> Given task:
Gather each line of the items below that contains the string "extension", with case counting.

+++ Task inputs

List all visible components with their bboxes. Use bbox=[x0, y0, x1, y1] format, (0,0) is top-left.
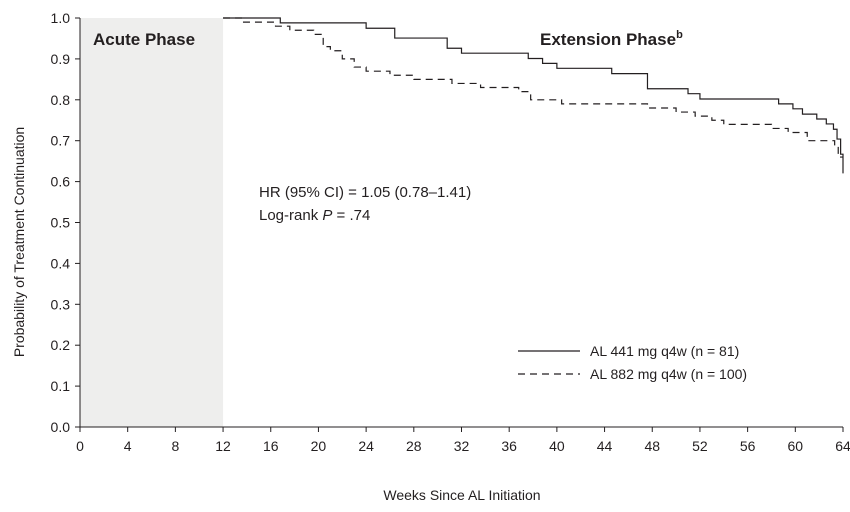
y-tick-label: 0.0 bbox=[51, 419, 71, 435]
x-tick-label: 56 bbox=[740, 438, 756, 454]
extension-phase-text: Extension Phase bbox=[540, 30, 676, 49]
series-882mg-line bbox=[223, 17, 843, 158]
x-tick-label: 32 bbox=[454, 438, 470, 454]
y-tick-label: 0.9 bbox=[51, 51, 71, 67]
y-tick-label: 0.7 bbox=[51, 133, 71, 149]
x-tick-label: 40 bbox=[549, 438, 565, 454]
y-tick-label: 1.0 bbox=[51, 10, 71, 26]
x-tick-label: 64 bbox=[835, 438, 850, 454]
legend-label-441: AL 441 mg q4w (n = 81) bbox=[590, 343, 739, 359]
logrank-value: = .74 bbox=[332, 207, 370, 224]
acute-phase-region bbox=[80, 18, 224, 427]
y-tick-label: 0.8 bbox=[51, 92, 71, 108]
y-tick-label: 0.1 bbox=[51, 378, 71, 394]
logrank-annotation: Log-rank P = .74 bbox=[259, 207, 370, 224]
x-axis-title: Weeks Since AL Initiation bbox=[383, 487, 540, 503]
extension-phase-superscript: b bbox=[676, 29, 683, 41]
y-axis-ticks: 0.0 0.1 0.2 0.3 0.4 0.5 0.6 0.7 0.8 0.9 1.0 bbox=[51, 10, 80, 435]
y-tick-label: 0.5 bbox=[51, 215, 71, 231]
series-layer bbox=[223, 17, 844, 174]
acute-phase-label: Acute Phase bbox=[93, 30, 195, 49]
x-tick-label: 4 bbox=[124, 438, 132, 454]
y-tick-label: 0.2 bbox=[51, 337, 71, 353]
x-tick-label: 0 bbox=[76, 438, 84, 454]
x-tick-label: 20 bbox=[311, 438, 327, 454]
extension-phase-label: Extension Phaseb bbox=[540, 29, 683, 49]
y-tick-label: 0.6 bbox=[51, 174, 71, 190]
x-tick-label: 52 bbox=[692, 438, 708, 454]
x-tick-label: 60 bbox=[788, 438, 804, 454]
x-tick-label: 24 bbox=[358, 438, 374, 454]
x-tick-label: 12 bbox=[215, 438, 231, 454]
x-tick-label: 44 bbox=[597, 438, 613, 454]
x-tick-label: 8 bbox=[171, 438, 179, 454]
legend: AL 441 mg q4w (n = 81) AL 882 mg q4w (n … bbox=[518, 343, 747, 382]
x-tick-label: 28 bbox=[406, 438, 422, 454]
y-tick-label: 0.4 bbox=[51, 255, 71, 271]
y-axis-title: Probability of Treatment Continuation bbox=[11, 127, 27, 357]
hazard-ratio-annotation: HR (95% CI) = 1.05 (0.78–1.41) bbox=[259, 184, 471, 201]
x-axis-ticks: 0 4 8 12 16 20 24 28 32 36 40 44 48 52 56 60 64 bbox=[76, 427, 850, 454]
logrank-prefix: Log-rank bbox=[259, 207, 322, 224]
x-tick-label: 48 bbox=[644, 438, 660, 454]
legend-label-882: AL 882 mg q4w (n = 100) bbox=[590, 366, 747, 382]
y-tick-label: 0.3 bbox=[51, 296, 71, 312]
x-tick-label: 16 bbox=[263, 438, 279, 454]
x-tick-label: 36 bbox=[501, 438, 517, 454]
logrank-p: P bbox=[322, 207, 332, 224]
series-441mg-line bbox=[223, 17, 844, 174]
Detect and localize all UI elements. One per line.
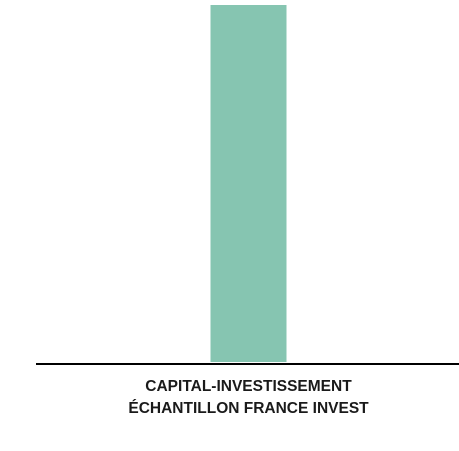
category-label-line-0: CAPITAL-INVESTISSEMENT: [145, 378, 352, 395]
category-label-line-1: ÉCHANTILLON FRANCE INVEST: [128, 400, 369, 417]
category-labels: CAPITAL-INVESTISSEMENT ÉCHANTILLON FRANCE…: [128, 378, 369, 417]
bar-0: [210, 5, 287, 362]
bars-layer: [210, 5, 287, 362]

++++++

> Finished answer:
extension-phase-text: Extension Phase bbox=[540, 30, 676, 49]
extension-phase-superscript: b bbox=[676, 29, 683, 41]
extension-phase-label: Extension Phaseb bbox=[540, 29, 683, 49]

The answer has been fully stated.